◆ **YOUR INSTRUCTIONS**
How many lines in the records below contain the word "grid"? Give only the number.

◆ **SOURCE DATA**

[start]

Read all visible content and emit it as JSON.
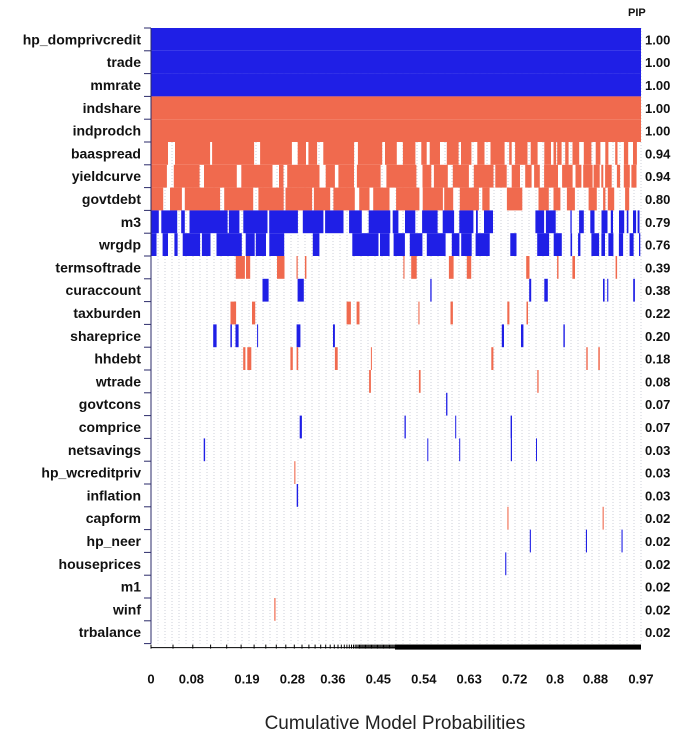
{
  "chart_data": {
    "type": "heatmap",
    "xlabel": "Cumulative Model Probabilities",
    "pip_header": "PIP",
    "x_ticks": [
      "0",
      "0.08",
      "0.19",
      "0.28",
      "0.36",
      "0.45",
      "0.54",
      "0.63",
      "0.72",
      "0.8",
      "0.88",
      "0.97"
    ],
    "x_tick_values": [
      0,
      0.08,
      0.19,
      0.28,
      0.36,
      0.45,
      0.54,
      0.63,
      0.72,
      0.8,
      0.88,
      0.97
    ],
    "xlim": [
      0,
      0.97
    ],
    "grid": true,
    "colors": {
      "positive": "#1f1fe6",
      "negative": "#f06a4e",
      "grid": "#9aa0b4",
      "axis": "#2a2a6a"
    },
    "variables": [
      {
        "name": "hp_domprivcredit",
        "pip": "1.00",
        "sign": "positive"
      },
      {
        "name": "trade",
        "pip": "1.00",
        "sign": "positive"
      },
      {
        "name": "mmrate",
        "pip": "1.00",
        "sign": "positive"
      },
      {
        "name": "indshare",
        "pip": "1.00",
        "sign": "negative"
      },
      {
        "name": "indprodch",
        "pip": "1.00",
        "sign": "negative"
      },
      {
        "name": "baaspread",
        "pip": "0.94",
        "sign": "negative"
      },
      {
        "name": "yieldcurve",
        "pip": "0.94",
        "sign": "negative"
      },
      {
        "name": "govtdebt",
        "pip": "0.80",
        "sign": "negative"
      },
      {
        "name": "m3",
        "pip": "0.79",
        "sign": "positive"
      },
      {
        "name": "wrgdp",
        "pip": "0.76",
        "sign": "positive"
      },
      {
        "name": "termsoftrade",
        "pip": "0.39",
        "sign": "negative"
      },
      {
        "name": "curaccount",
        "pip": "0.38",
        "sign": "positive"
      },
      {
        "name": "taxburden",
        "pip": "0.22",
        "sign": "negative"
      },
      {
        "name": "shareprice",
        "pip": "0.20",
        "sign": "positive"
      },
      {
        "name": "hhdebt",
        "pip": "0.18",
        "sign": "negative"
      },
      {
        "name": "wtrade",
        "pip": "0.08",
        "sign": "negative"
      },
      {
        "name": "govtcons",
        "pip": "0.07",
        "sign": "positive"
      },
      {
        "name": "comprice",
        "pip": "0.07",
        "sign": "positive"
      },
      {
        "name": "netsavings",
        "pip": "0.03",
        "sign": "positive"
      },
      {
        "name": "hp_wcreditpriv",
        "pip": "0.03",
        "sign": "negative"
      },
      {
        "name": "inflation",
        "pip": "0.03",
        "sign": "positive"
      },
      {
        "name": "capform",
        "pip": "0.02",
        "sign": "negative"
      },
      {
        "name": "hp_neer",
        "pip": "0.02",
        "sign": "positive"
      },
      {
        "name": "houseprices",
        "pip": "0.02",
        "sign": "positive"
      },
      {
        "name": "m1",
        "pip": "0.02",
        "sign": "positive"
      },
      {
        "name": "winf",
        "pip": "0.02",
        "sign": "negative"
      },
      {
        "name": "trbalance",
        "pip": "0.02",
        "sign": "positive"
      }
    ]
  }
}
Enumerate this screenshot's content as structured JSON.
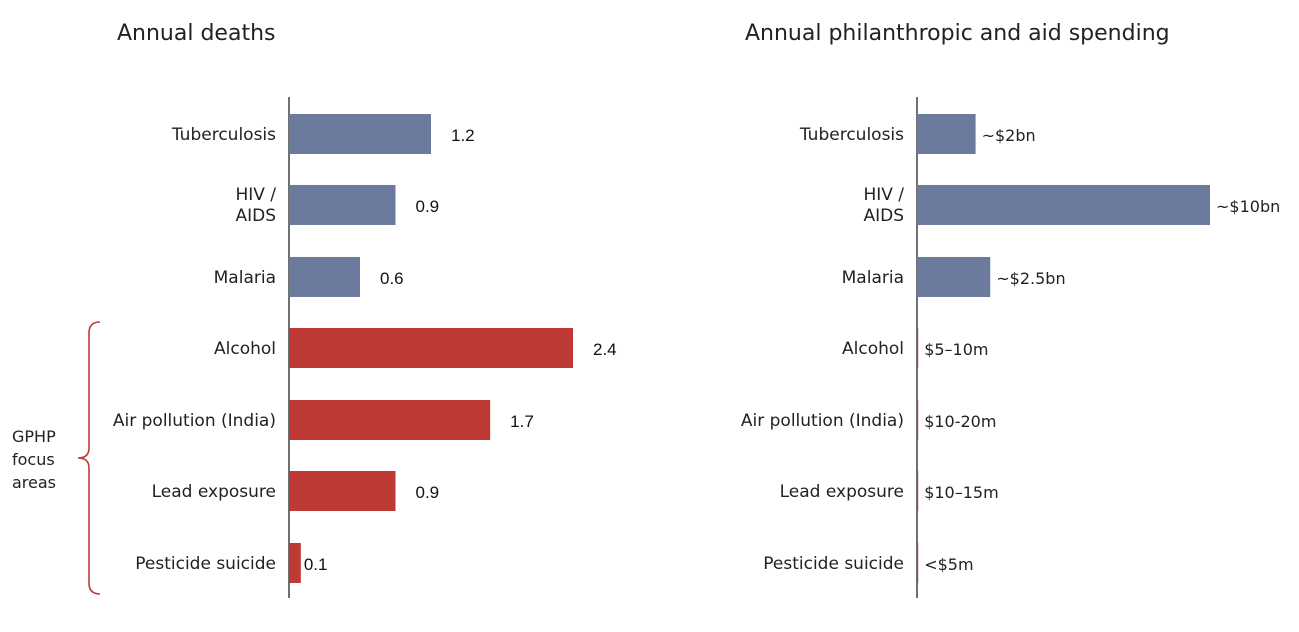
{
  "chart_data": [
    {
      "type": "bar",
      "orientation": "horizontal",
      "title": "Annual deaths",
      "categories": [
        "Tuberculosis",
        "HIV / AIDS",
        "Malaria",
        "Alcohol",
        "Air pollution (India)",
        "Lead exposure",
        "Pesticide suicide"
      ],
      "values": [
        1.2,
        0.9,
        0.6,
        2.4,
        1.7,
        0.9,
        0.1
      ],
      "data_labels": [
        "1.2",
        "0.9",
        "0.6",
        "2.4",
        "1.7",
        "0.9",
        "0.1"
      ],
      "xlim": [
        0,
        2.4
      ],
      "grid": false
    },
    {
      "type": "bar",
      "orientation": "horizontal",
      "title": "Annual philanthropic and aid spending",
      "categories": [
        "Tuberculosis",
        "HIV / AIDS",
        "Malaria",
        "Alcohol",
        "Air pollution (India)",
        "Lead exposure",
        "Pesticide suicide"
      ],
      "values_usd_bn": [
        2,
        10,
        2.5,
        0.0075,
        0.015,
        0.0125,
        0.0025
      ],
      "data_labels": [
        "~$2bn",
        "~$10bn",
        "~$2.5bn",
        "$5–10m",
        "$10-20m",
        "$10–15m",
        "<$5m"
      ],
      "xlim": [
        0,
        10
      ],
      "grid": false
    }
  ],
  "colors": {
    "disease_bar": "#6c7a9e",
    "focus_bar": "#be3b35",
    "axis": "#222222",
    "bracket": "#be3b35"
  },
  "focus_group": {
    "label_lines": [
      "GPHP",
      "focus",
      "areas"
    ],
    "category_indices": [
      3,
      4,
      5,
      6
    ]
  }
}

[end]

◆ **WRITTEN SOLUTION**
4